In [7]:
import os 
import pandas as pd
import numpy as np
from PIL import Image
import matplotlib.pyplot as plt

In [4]:
from sklearn.metrics import f1_score

In [6]:
import torch
from torch.utils.data import Dataset, random_split, DataLoader
import torch.nn as nn
import torch.nn.functional as F
from torchvision.utils import make_grid

In [2]:
device = torch.device("cuda:0" if torch.cuda.is_available() else "cpu")

In [None]:
DATA_DIR = 'Human protein atlas'

TRAIN_DIR = DATA_DIR + '/train'
TEST_DIR = DATA_DIR + '/test'

TRAIN_CSV = DATA_DIR + '/train.csv'
TEST_CSV = DATA_DIR + '/submission.csv'

!head "TRAIN_CSV"

|Image   |Label|
|--------|-----|
|19567,  |9    |
|29956,  |6 4  |
|17186,  |1 4  |
|701,     |3, 4 |
|1080,    |4    |

!head "TEST_CSV"

|Image   |Label|
|--------|-----|
|19567,  |0    |
|29956,  |0 |
|17186,  |0   |
|701,     |0 |
|1080,    |0    |

!ls"{TRAIN_DIR}"|head

0.png

1000.png

1001.png

1002.png


train_df = pd.read_csv(TRAIN_CSV)

train_df.head()

In [None]:
labels = {
    0: "Mitochondria",
    1: "Nuclear bodies",
    2: "Golgi apparatus",
    3: "Nucleoli",
    4: "Nucleoli fibrillar center",
    5: "Nucleoplasm",
    6: "Cytosol",
    7: "Plasma membrane",
    8: "Centrosome",
    9: "Nuclear speckles"
}

In [None]:
def encode_label(label):
    target = torch.zeros(10)
    for l in str(labels).split(" "):
        target[int(l)]=1.
    return target

In [None]:
def decode_target(target, text_labels=False, threshold=0.5):
    result = []
    for i,x in enumerate(target):
        if (x>=threshold):
            if text_labels:
                result.append(labels[i])
            else:
                reuslt.append(str(i))
    return " ".join(result)

In [None]:
class HumanProteinDataset(Dataset):
    def __init__(self, csv_file, root_dir, transform=None):
        self.df = pd.read_csv(csv_file)
        self.transform = transform
        self.root_dir = root_dir
    
    def __len__(self):
        return len(self.df)
    
    def __getitem__(self, idx):
        row = self.df.loc[idx]
        img_id, img_label = row["Image"], row["Label"]
        img_fname = self.root_dir + "/" + str(img_id) +".png"
        img = Image.open(img_fname)
        if self.transform:
            img = self.transform(img)
        return img, encode_label(img_label)

In [None]:
For instance, add transforms.Resize(128) before transforms.ToTensor() to resize images

In [None]:
transform = transforms.Compose([transfroms.ToTensor()])
════════════════════
> **DIRECTIONS**
- 1) Can you copy the notebook from "return target" up to and including "reuslt.append(str(i))"?
- 2) Does each statement agree with the notebook? Answer yes or no for each, and quote the deciding words.
(a) The label numbered 6 is "Cytosol".
(b) The decode_target function sets its threshold to 0.9 by default.
(c) TEST_CSV points to a file named test.csv.

> **Dataset entries**
════════════════════
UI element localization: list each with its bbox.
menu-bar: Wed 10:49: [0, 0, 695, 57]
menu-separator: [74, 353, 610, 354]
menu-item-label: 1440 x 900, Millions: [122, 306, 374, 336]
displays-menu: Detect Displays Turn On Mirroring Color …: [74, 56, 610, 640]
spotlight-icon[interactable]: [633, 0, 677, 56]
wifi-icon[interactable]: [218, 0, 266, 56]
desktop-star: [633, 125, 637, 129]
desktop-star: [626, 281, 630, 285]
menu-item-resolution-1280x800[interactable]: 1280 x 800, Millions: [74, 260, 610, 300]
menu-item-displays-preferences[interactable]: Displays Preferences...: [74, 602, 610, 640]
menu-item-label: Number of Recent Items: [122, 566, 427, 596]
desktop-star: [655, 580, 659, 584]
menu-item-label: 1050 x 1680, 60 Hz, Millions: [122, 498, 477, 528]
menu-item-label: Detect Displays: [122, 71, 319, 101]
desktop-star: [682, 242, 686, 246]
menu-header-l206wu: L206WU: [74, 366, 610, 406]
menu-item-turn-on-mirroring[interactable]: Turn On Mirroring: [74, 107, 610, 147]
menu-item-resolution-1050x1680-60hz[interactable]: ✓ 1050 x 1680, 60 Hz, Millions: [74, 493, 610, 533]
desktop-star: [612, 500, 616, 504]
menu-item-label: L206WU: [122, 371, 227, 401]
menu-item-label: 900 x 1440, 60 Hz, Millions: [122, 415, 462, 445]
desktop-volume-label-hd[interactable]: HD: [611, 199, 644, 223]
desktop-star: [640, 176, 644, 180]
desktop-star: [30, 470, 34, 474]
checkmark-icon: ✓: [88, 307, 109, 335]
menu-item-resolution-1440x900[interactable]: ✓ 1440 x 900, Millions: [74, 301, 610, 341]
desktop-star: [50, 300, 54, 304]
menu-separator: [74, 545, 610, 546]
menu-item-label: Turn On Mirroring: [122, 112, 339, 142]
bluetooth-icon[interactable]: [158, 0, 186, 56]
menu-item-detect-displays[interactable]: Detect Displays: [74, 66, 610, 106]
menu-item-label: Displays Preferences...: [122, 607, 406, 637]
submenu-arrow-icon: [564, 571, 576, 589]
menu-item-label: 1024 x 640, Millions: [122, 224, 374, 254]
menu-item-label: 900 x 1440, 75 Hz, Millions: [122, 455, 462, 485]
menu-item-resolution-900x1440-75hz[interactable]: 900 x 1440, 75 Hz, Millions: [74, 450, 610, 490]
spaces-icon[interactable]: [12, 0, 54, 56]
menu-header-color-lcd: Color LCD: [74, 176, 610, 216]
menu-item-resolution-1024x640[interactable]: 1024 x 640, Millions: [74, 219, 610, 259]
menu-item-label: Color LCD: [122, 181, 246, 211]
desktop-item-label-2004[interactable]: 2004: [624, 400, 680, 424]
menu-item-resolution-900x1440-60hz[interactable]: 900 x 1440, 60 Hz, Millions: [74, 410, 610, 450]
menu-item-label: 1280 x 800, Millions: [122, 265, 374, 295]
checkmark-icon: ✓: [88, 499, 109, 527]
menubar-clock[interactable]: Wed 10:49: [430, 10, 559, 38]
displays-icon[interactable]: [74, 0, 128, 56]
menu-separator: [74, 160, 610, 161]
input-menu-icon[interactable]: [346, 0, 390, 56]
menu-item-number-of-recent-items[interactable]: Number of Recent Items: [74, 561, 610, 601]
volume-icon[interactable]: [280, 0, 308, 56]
════════════════════
> **ANSWERS GIVEN**
- 1)
return target

In [None]:
def decode_target(target, text_labels=False, threshold=0.5):
    result = []
    for i,x in enumerate(target):
        if (x>=threshold):
            if text_labels:
                result.append(labels[i])
            else:
                reuslt.append(str(i))

- 2)
(a) Yes: "6: "Cytosol","
(b) No: "threshold=0.5"
(c) No: "TEST_CSV = DATA_DIR + '/submission.csv'"